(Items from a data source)
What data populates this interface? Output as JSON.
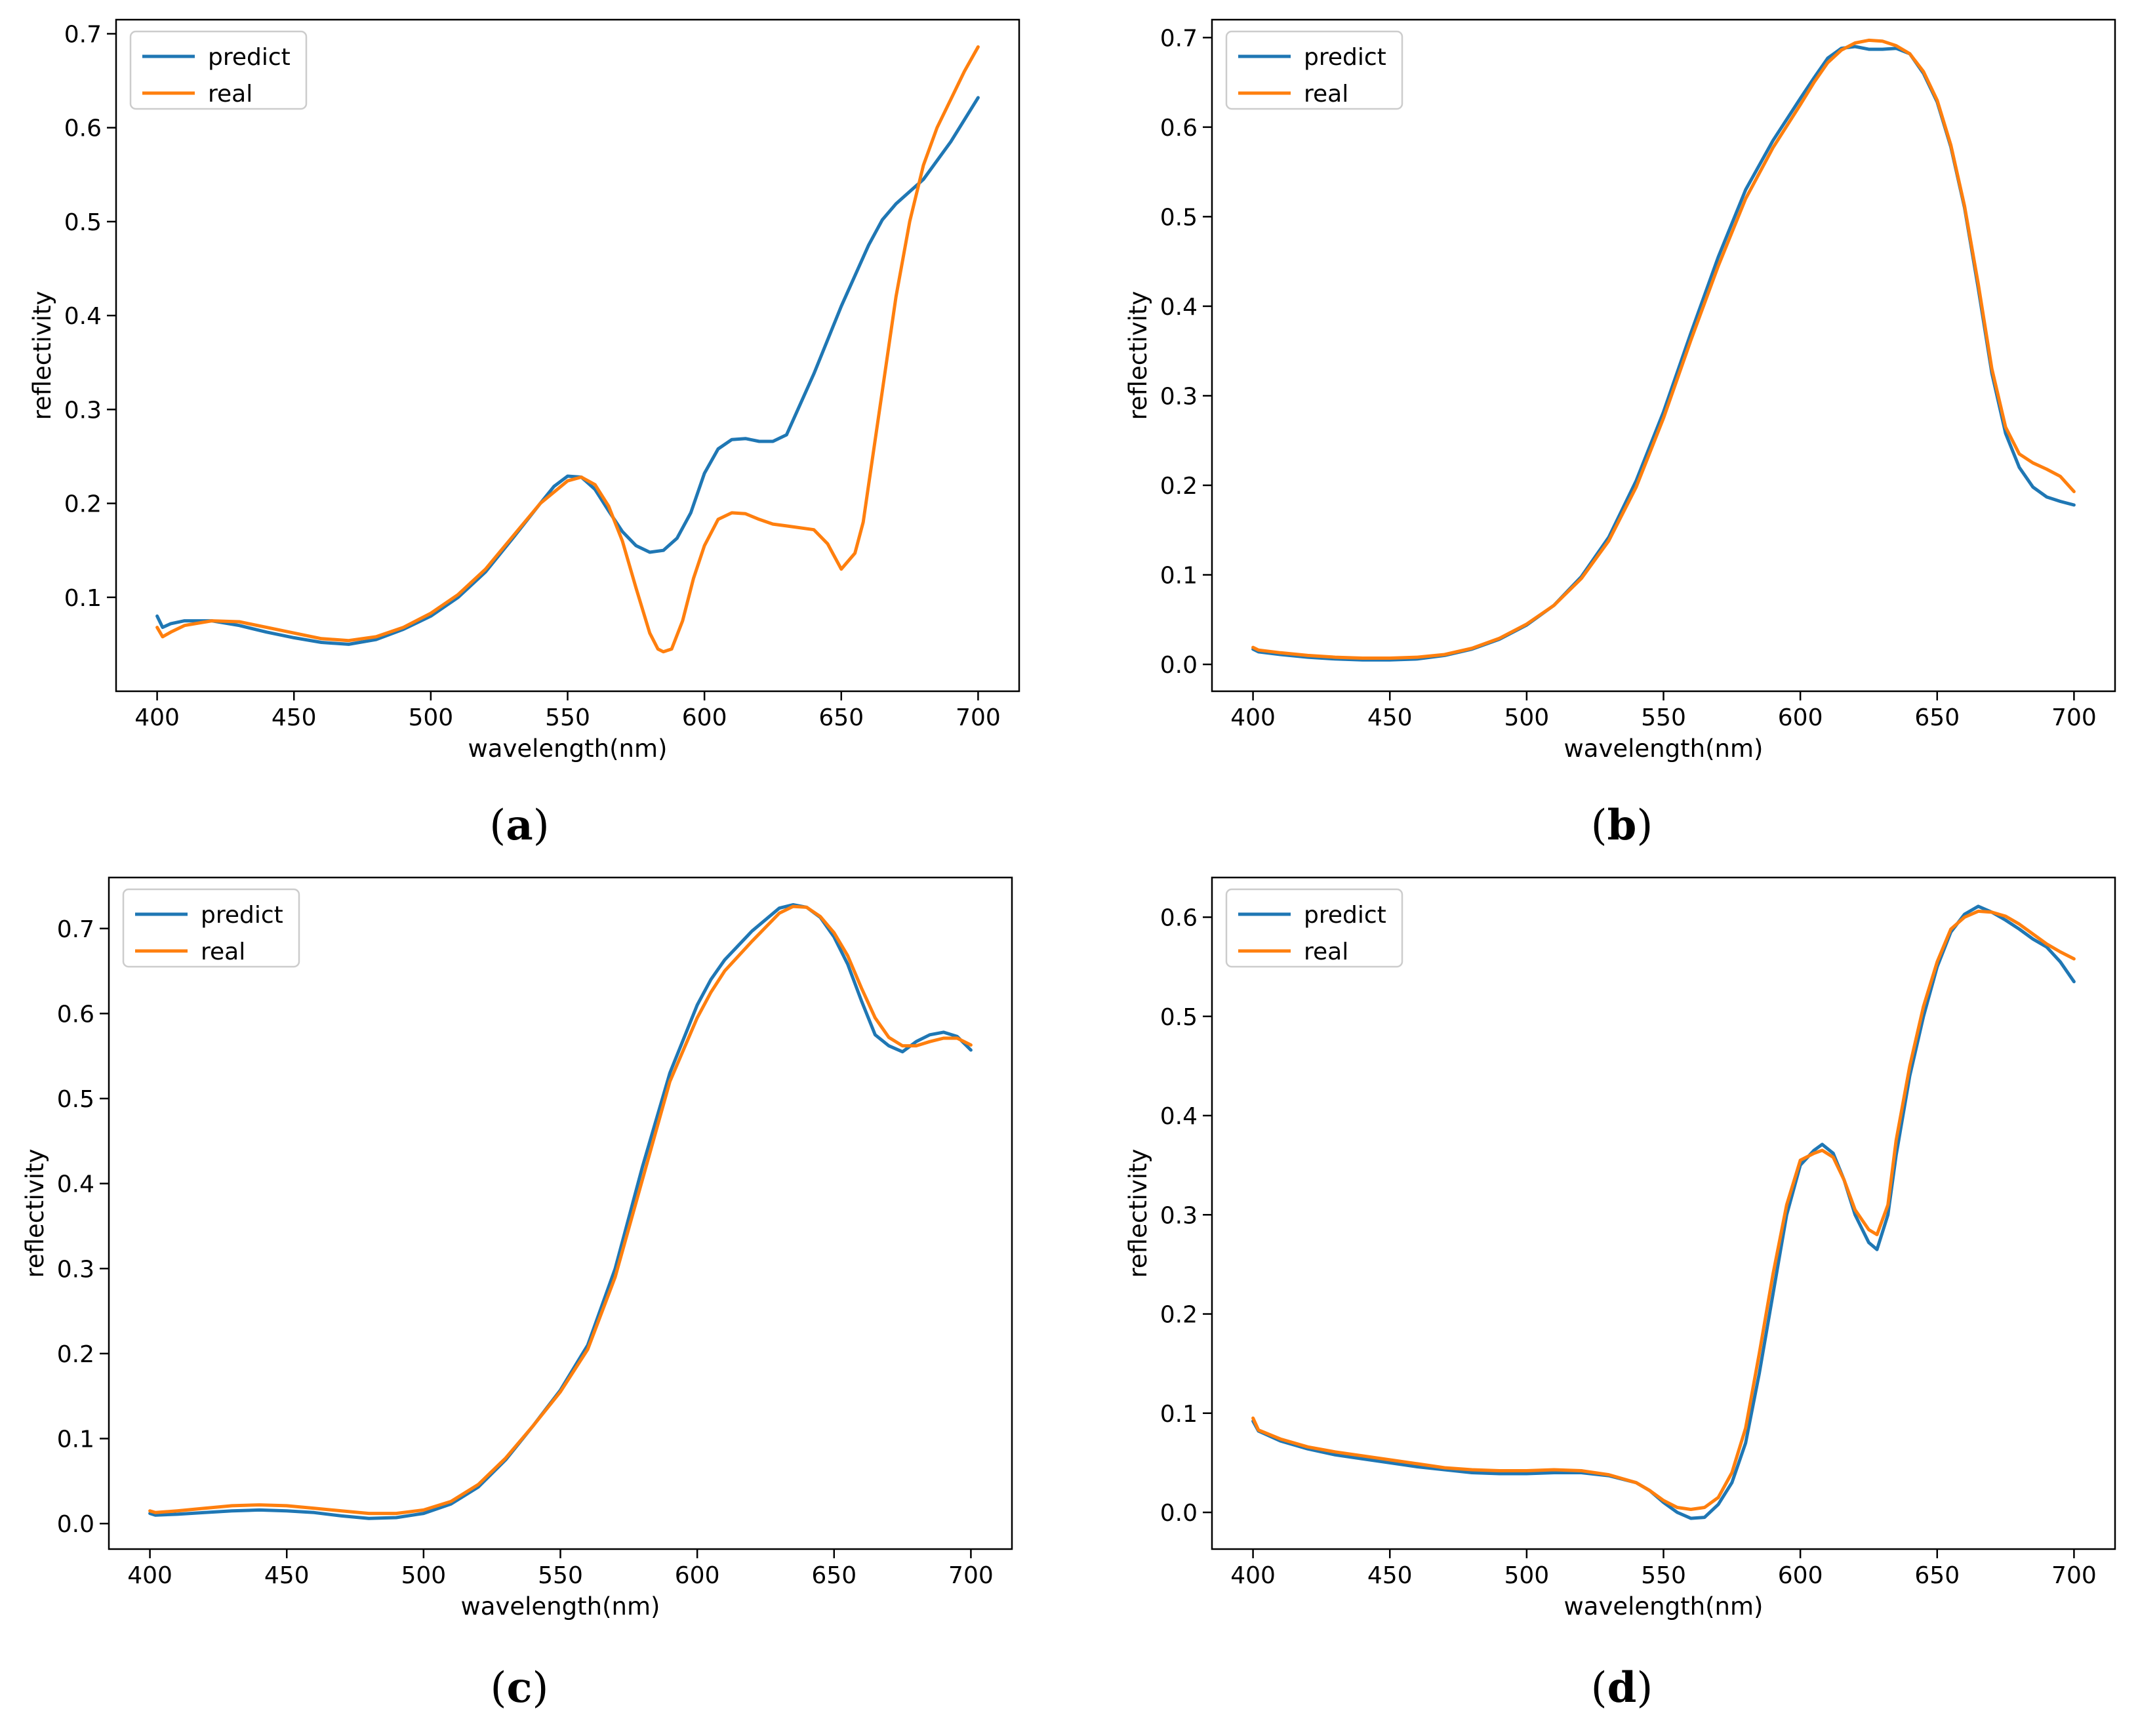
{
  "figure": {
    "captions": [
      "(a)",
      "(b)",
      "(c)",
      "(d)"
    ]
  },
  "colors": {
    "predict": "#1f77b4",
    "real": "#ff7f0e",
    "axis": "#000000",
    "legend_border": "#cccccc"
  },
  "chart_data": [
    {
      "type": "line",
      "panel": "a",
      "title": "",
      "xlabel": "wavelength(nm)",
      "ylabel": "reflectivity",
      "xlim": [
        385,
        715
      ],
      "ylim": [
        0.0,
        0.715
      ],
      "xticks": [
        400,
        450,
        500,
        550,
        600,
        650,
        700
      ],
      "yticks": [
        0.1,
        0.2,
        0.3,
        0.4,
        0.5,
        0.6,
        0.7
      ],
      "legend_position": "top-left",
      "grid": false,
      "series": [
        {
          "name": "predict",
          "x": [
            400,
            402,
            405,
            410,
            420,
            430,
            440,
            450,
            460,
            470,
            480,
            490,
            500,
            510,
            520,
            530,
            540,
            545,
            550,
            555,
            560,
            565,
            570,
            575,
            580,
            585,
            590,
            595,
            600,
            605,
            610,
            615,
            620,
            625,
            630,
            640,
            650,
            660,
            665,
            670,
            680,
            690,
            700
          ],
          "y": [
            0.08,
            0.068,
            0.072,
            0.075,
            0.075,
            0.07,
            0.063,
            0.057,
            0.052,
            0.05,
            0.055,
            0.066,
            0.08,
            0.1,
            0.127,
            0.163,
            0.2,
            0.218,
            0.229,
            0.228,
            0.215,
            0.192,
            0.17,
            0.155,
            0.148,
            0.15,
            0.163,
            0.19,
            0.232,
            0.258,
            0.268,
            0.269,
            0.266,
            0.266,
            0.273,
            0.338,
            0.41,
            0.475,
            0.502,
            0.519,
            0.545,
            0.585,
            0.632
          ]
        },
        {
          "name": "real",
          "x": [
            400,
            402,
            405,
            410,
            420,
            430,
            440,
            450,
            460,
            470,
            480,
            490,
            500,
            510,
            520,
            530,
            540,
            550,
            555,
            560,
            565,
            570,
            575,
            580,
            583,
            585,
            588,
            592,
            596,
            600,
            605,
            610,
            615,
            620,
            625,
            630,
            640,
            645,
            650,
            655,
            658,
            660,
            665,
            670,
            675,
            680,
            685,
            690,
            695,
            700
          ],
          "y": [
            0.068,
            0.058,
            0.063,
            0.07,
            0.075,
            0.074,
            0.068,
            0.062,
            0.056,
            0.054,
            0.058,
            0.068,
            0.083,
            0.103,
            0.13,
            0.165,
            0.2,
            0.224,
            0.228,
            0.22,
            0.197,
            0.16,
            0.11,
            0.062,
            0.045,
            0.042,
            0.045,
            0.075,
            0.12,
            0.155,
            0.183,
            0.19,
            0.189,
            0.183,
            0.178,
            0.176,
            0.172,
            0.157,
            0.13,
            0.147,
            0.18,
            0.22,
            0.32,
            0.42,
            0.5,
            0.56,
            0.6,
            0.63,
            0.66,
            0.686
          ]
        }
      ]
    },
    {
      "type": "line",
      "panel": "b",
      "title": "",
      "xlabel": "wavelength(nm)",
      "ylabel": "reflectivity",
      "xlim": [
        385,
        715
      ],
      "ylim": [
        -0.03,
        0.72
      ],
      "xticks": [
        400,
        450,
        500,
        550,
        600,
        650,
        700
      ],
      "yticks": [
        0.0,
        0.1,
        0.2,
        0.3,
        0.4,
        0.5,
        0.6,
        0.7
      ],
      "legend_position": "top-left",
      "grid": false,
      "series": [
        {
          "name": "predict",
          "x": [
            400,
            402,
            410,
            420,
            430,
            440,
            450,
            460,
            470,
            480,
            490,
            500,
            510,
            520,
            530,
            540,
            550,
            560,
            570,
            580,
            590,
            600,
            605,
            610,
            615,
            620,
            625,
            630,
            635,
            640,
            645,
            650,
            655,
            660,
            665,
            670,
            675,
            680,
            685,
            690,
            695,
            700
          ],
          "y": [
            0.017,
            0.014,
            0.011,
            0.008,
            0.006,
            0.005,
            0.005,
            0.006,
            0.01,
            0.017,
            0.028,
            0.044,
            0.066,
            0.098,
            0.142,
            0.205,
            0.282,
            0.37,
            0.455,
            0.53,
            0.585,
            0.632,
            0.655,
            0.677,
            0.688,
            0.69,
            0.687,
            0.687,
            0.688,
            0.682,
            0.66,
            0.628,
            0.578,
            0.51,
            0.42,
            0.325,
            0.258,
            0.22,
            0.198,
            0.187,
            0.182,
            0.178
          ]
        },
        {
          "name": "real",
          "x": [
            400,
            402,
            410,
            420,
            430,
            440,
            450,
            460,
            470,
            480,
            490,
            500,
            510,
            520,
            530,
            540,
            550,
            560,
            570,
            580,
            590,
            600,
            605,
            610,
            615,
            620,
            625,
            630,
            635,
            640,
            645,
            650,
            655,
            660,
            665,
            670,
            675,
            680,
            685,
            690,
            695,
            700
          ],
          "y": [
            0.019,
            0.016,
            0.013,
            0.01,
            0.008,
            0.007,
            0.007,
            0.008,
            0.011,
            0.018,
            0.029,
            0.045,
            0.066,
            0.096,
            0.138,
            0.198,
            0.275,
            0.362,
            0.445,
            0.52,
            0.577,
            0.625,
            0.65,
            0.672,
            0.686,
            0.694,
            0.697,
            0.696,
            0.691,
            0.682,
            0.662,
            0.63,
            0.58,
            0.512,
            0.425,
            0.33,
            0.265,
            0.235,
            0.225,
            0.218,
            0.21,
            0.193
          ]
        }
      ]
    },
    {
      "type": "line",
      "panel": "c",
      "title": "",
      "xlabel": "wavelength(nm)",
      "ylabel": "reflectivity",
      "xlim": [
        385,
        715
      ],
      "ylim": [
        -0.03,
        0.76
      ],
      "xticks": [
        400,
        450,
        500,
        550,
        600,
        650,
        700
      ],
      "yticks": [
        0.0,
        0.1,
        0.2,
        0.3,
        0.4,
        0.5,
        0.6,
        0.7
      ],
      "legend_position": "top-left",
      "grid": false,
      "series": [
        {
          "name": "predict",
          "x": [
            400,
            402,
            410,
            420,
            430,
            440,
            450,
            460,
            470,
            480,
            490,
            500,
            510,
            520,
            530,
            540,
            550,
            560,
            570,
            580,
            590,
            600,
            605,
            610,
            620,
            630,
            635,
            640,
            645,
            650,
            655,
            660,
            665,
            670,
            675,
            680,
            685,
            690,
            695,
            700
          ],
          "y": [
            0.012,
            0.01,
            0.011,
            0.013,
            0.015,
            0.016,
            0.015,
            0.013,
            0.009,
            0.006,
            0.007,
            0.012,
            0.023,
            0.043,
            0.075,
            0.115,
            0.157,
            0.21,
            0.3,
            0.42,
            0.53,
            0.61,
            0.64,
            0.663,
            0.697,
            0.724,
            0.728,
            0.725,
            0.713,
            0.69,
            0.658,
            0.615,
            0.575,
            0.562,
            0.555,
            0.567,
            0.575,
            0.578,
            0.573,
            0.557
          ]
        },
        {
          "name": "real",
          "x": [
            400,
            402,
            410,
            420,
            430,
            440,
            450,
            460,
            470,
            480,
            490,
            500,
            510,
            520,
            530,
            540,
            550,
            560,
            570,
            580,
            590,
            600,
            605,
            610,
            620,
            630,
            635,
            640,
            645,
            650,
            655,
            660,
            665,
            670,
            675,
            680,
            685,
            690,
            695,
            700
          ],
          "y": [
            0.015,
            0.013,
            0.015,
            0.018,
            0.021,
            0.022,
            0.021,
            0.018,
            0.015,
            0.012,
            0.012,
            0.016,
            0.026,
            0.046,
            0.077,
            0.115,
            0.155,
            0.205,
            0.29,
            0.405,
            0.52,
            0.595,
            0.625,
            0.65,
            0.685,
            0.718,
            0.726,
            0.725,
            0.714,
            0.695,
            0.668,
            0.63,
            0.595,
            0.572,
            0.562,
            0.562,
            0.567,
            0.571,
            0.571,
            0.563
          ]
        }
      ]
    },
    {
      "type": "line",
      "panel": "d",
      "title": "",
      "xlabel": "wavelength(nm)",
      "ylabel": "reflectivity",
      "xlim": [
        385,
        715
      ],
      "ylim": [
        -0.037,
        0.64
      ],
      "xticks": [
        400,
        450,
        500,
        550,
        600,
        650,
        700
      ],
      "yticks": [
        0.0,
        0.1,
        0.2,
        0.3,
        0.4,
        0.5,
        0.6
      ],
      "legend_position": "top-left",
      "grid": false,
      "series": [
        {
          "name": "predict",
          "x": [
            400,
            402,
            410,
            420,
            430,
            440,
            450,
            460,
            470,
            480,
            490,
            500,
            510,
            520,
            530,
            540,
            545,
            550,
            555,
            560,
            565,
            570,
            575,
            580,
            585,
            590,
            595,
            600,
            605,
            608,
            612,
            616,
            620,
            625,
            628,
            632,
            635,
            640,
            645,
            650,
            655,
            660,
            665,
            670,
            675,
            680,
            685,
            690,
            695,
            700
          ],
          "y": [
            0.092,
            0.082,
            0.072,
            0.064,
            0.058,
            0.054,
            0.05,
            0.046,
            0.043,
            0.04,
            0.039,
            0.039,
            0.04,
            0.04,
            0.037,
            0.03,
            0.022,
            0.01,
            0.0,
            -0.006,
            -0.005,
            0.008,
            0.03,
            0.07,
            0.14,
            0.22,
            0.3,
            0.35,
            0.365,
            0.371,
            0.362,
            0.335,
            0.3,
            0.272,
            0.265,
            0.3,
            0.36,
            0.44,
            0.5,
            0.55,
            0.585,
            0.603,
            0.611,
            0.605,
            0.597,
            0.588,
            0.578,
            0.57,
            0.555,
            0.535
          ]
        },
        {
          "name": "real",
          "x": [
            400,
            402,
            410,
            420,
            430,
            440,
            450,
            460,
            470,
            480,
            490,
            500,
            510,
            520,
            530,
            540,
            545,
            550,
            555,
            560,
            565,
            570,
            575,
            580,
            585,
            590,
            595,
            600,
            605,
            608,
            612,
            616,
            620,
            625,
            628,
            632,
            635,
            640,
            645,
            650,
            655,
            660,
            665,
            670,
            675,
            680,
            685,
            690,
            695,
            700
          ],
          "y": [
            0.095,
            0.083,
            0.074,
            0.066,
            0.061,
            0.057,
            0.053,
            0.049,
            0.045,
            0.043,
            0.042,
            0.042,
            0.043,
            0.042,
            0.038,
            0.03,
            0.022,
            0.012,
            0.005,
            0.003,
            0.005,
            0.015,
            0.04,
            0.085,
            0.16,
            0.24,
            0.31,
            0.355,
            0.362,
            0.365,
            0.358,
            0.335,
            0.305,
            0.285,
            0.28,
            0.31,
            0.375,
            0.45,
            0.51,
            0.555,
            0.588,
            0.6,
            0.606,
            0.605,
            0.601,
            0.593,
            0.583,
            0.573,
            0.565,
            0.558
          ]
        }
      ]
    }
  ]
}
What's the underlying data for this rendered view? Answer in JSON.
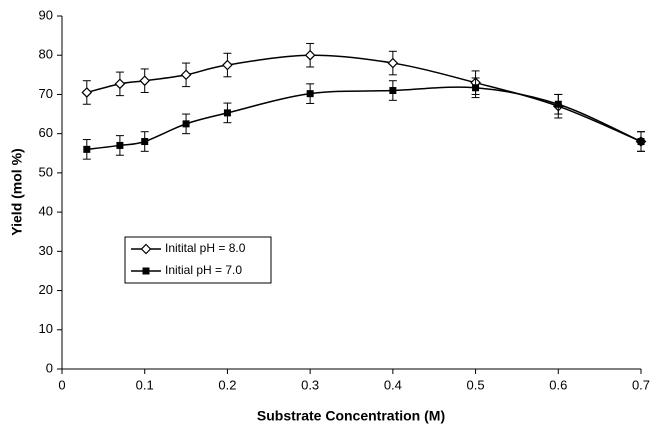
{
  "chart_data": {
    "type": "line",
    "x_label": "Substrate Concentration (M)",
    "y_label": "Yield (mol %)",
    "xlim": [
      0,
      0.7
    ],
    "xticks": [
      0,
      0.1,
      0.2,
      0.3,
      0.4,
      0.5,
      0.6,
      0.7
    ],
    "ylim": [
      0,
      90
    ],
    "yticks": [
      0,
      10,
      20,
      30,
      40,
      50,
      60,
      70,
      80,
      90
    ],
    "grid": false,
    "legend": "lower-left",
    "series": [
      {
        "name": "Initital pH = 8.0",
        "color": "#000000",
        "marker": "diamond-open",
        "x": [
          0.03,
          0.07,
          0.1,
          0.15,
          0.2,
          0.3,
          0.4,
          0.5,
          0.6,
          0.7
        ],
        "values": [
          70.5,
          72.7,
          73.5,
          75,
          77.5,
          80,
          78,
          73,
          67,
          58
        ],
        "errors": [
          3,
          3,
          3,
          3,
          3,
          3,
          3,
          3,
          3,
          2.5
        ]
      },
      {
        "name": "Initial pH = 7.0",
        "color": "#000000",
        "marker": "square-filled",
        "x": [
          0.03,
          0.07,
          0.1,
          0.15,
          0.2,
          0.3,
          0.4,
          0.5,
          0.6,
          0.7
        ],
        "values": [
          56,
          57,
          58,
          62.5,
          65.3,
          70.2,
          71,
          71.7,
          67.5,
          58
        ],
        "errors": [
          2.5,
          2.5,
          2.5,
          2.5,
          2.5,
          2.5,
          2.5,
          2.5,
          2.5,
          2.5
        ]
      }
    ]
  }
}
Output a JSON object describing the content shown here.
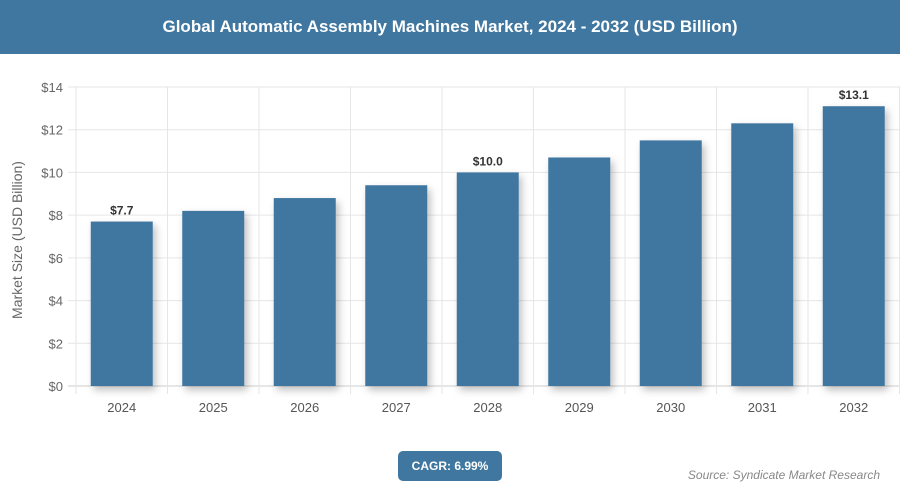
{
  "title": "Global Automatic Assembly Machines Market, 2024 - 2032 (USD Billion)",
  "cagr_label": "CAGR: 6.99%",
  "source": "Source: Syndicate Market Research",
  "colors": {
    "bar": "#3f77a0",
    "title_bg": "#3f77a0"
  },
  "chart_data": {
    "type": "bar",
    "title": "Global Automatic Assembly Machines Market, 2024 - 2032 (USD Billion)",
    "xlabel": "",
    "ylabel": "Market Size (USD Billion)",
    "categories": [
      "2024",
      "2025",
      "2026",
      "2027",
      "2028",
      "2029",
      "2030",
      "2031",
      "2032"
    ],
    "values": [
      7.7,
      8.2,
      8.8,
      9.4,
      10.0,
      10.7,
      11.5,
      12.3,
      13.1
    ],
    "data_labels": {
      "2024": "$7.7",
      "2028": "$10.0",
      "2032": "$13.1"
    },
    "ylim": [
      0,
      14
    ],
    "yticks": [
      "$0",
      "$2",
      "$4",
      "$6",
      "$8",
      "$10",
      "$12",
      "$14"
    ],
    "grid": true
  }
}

> PROMPT
Go through the data above and find the lines with the word "Global". Copy each of those lines.

> WRITTEN SOLUTION
  "title": "Global Automatic Assembly Machines Market, 2024 - 2032 (USD Billion)",
    "title": "Global Automatic Assembly Machines Market, 2024 - 2032 (USD Billion)",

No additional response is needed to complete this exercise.